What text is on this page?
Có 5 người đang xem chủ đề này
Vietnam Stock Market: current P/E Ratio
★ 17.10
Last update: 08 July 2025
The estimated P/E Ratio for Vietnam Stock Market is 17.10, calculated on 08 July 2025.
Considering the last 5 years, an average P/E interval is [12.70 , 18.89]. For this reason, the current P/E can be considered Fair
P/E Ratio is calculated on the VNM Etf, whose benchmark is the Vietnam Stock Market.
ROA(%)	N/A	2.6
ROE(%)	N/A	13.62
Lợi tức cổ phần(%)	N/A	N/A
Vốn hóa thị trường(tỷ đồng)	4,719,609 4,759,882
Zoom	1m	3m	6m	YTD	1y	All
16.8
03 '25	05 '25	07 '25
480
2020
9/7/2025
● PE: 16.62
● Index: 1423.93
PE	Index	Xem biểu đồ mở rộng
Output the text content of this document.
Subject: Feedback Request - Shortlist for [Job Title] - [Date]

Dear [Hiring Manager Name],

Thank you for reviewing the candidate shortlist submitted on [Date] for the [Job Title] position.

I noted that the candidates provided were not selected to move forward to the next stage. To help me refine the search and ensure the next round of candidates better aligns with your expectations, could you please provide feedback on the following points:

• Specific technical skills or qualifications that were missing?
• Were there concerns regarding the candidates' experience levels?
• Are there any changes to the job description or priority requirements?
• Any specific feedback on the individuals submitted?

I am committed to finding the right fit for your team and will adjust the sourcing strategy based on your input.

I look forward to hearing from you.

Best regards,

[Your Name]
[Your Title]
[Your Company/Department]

* * *

Requirements —
Select every line above that contains the word "Ratio", and copy it.

Solution to this exercise —
Vietnam Stock Market: current P/E Ratio
The estimated P/E Ratio for Vietnam Stock Market is 17.10, calculated on 08 July 2025.
P/E Ratio is calculated on the VNM Etf, whose benchmark is the Vietnam Stock Market.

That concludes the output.